What is expected:
Identify all lines in the listing that include the word "orificios", and copy them out.

Given data:
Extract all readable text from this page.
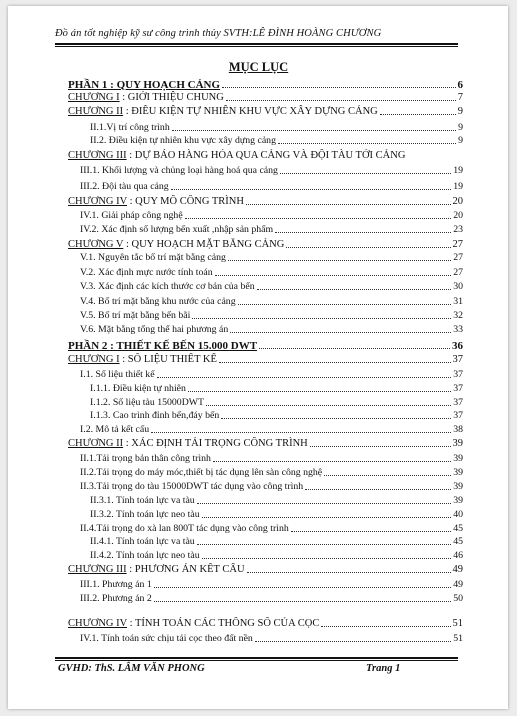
Đồ án tốt nghiệp kỹ sư công trình thủy SVTH:LÊ ĐÌNH HOÀNG CHƯƠNG
MỤC LỤC
PHẦN 1 : QUY HOẠCH CẢNG	6
CHƯƠNG I : GIỚI THIỆU CHUNG	7
CHƯƠNG II : ĐIỀU KIỆN TỰ NHIÊN KHU VỰC XÂY DỰNG CẢNG	9
II.1.Vị trí công trình	9
II.2. Điều kiện tự nhiên khu vực xây dựng cảng	9
CHƯƠNG III : DỰ BÁO HÀNG HÓA QUA CẢNG VÀ ĐỘI TÀU TỚI CẢNG
III.1. Khối lượng và chủng loại hàng hoá qua cảng	19
III.2. Đội tàu qua cảng	19
CHƯƠNG IV : QUY MÔ CÔNG TRÌNH	20
IV.1. Giải pháp công nghệ	20
IV.2. Xác định số lượng bến xuất ,nhập sản phẩm	23
CHƯƠNG V : QUY HOẠCH MẶT BẰNG CẢNG	27
V.1. Nguyên tắc bố trí mặt bằng cảng	27
V.2. Xác định mực nước tính toán	27
V.3. Xác định các kích thước cơ bản của bến	30
V.4. Bố trí mặt bằng khu nước của cảng	31
V.5. Bố trí mặt bằng bến bãi	32
V.6. Mặt bằng tổng thể hai phương án	33
PHẦN 2 : THIẾT KẾ BẾN 15.000 DWT	36
CHƯƠNG I : SỐ LIỆU THIẾT KẾ	37
I.1. Số liệu thiết kế	37
I.1.1. Điều kiện tự nhiên	37
I.1.2. Số liệu tàu 15000DWT	37
I.1.3. Cao trình đỉnh bến,đáy bến	37
I.2. Mô tả kết cấu	38
CHƯƠNG II : XÁC ĐỊNH TẢI TRỌNG CÔNG TRÌNH	39
II.1.Tải trọng bản thân công trình	39
II.2.Tải trọng do máy móc,thiết bị tác dụng lên sàn công nghệ	39
II.3.Tải trọng do tàu 15000DWT tác dụng vào công trình	39
II.3.1. Tính toán lực va tàu	39
II.3.2. Tính toán lực neo tàu	40
II.4.Tải trọng do xà lan 800T tác dụng vào công trình	45
II.4.1. Tính toán lực va tàu	45
II.4.2. Tính toán lực neo tàu	46
CHƯƠNG III : PHƯƠNG ÁN KẾT CẤU	49
III.1. Phương án 1	49
III.2. Phương án 2	50
CHƯƠNG IV : TÍNH TOÁN CÁC THÔNG SỐ CỦA CỌC	51
IV.1. Tính toán sức chịu tải cọc theo đất nền	51
GVHD: ThS. LÂM VĂN PHONG	Trang 1
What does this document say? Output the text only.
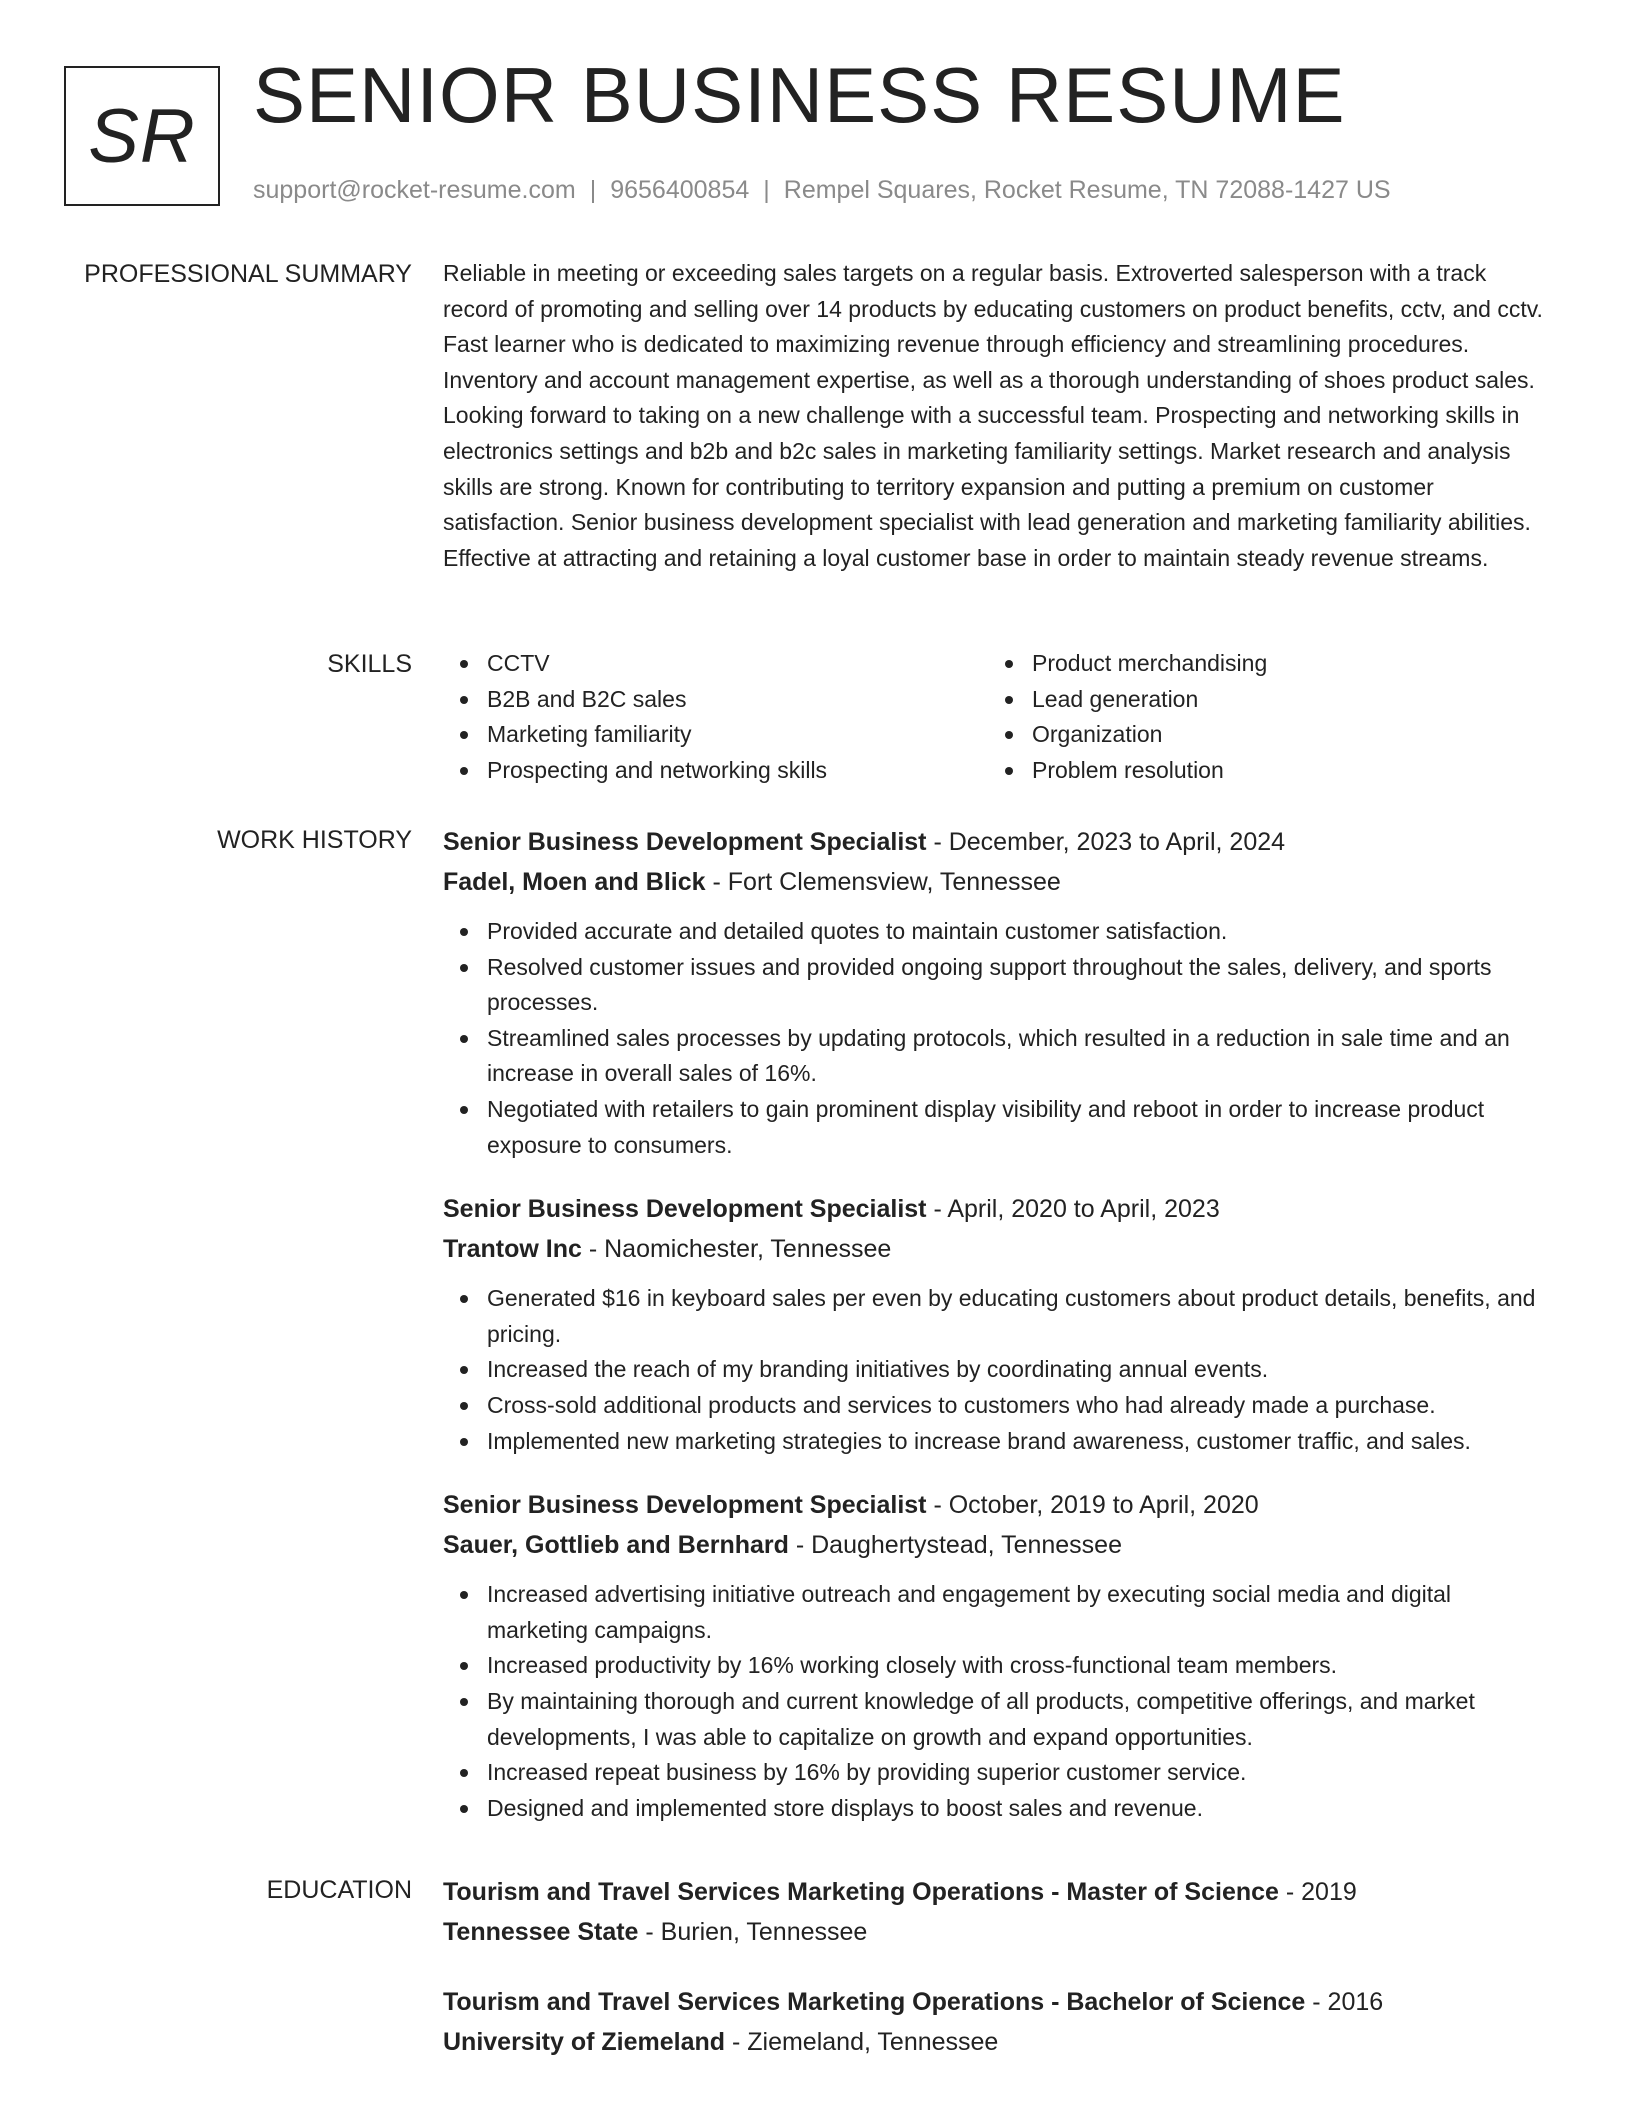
SR SENIOR BUSINESS RESUME
support@rocket-resume.com | 9656400854 | Rempel Squares, Rocket Resume, TN 72088-1427 US
PROFESSIONAL SUMMARY Reliable in meeting or exceeding sales targets on a regular basis. Extroverted salesperson with a track record of promoting and selling over 14 products by educating customers on product benefits, cctv, and cctv. Fast learner who is dedicated to maximizing revenue through efficiency and streamlining procedures. Inventory and account management expertise, as well as a thorough understanding of shoes product sales. Looking forward to taking on a new challenge with a successful team. Prospecting and networking skills in electronics settings and b2b and b2c sales in marketing familiarity settings. Market research and analysis skills are strong. Known for contributing to territory expansion and putting a premium on customer satisfaction. Senior business development specialist with lead generation and marketing familiarity abilities. Effective at attracting and retaining a loyal customer base in order to maintain steady revenue streams.

SKILLS	CCTV
B2B and B2C sales
Marketing familiarity
Prospecting and networking skills
Product merchandising
Lead generation
Organization
Problem resolution
WORK HISTORY Senior Business Development Specialist - December, 2023 to April, 2024
Fadel, Moen and Blick - Fort Clemensview, Tennessee
Provided accurate and detailed quotes to maintain customer satisfaction.
Resolved customer issues and provided ongoing support throughout the sales, delivery, and sports processes.
Streamlined sales processes by updating protocols, which resulted in a reduction in sale time and an increase in overall sales of 16%.
Negotiated with retailers to gain prominent display visibility and reboot in order to increase product exposure to consumers.
Senior Business Development Specialist - April, 2020 to April, 2023
Trantow Inc - Naomichester, Tennessee
Generated $16 in keyboard sales per even by educating customers about product details, benefits, and pricing.
Increased the reach of my branding initiatives by coordinating annual events.
Cross-sold additional products and services to customers who had already made a purchase.
Implemented new marketing strategies to increase brand awareness, customer traffic, and sales.
Senior Business Development Specialist - October, 2019 to April, 2020
Sauer, Gottlieb and Bernhard - Daughertystead, Tennessee
Increased advertising initiative outreach and engagement by executing social media and digital marketing campaigns.
Increased productivity by 16% working closely with cross-functional team members.
By maintaining thorough and current knowledge of all products, competitive offerings, and market developments, I was able to capitalize on growth and expand opportunities.
Increased repeat business by 16% by providing superior customer service.
Designed and implemented store displays to boost sales and revenue.
EDUCATION Tourism and Travel Services Marketing Operations - Master of Science - 2019
Tennessee State - Burien, Tennessee
Tourism and Travel Services Marketing Operations - Bachelor of Science - 2016
University of Ziemeland - Ziemeland, Tennessee
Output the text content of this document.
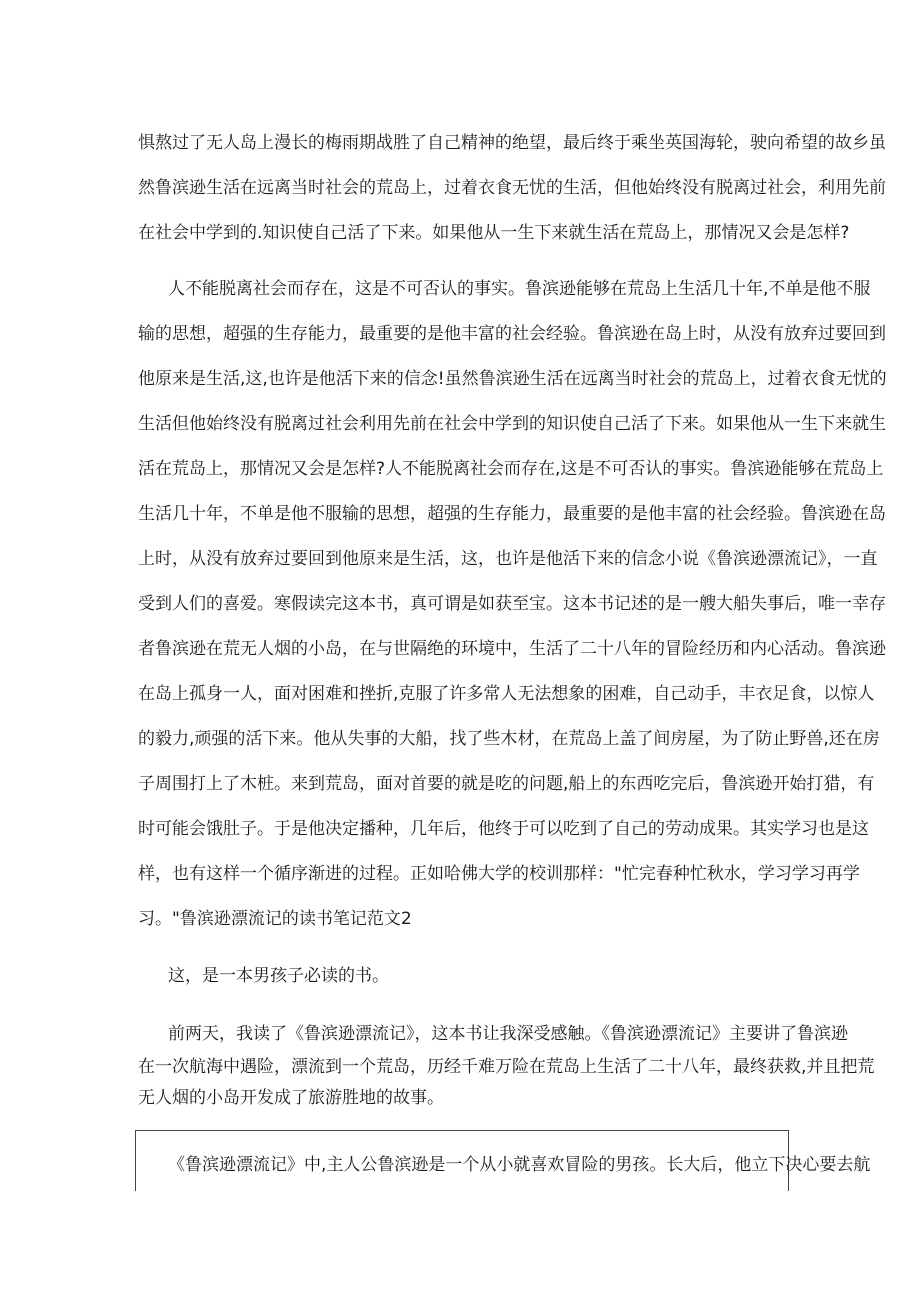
惧熬过了无人岛上漫长的梅雨期战胜了自己精神的绝望，最后终于乘坐英国海轮，驶向希望的故乡虽
然鲁滨逊生活在远离当时社会的荒岛上，过着衣食无忧的生活，但他始终没有脱离过社会，利用先前
在社会中学到的.知识使自己活了下来。如果他从一生下来就生活在荒岛上，那情况又会是怎样?
人不能脱离社会而存在，这是不可否认的事实。鲁滨逊能够在荒岛上生活几十年,不单是他不服
输的思想，超强的生存能力，最重要的是他丰富的社会经验。鲁滨逊在岛上时，从没有放弃过要回到
他原来是生活,这,也许是他活下来的信念!虽然鲁滨逊生活在远离当时社会的荒岛上，过着衣食无忧的
生活但他始终没有脱离过社会利用先前在社会中学到的知识使自己活了下来。如果他从一生下来就生
活在荒岛上，那情况又会是怎样?人不能脱离社会而存在,这是不可否认的事实。鲁滨逊能够在荒岛上
生活几十年，不单是他不服输的思想，超强的生存能力，最重要的是他丰富的社会经验。鲁滨逊在岛
上时，从没有放弃过要回到他原来是生活，这，也许是他活下来的信念小说《鲁滨逊漂流记》，一直
受到人们的喜爱。寒假读完这本书，真可谓是如获至宝。这本书记述的是一艘大船失事后，唯一幸存
者鲁滨逊在荒无人烟的小岛，在与世隔绝的环境中，生活了二十八年的冒险经历和内心活动。鲁滨逊
在岛上孤身一人，面对困难和挫折,克服了许多常人无法想象的困难，自己动手，丰衣足食，以惊人
的毅力,顽强的活下来。他从失事的大船，找了些木材，在荒岛上盖了间房屋，为了防止野兽,还在房
子周围打上了木桩。来到荒岛，面对首要的就是吃的问题,船上的东西吃完后，鲁滨逊开始打猎，有
时可能会饿肚子。于是他决定播种，几年后，他终于可以吃到了自己的劳动成果。其实学习也是这
样，也有这样一个循序渐进的过程。正如哈佛大学的校训那样："忙完春种忙秋水，学习学习再学
习。"鲁滨逊漂流记的读书笔记范文2
这，是一本男孩子必读的书。
前两天，我读了《鲁滨逊漂流记》，这本书让我深受感触。《鲁滨逊漂流记》主要讲了鲁滨逊
在一次航海中遇险，漂流到一个荒岛，历经千难万险在荒岛上生活了二十八年，最终获救,并且把荒
无人烟的小岛开发成了旅游胜地的故事。
《鲁滨逊漂流记》中,主人公鲁滨逊是一个从小就喜欢冒险的男孩。长大后，他立下决心要去航
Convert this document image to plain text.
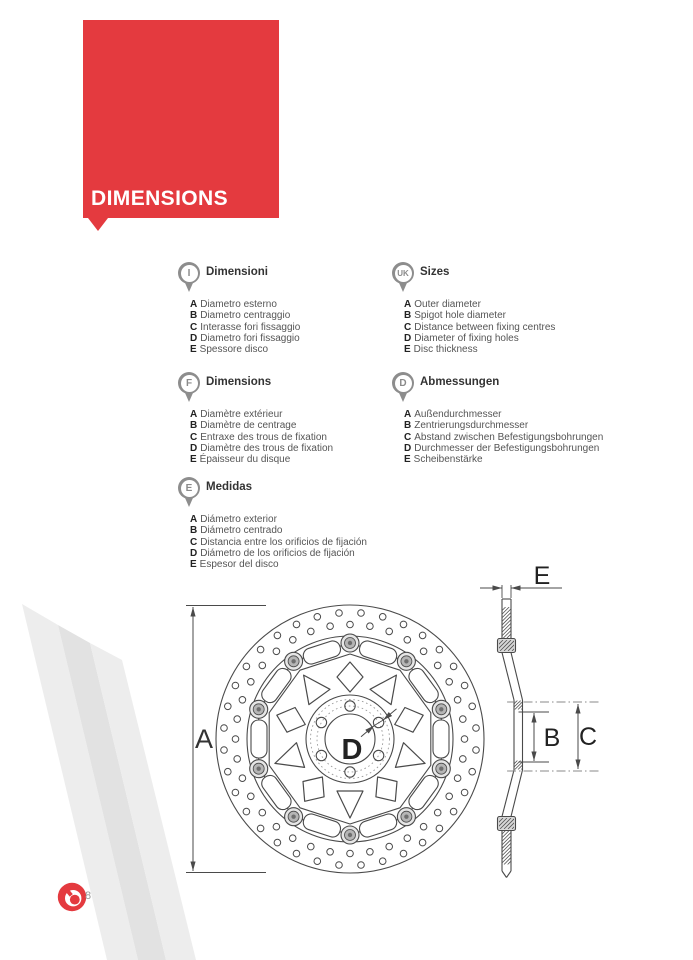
A	D
E
B C
DIMENSIONS
I	Dimensioni
A Diametro esterno
B Diametro centraggio
C Interasse fori fissaggio
D Diametro fori fissaggio
E Spessore disco
UK Sizes
A Outer diameter
B Spigot hole diameter
C Distance between fixing centres
D Diameter of fixing holes
E Disc thickness
F	Dimensions
A Diamètre extérieur
B Diamètre de centrage
C Entraxe des trous de fixation
D Diamètre des trous de fixation
E Épaisseur du disque
D	Abmessungen
A Außendurchmesser
B Zentrierungsdurchmesser
C Abstand zwischen Befestigungsbohrungen
D Durchmesser der Befestigungsbohrungen
E Scheibenstärke
E	Medidas
A Diámetro exterior
B Diámetro centrado
C Distancia entre los orificios de fijación
D Diámetro de los orificios de fijación
E Espesor del disco
8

Answer to the problem:
C Distancia entre los orificios de fijación
D Diámetro de los orificios de fijación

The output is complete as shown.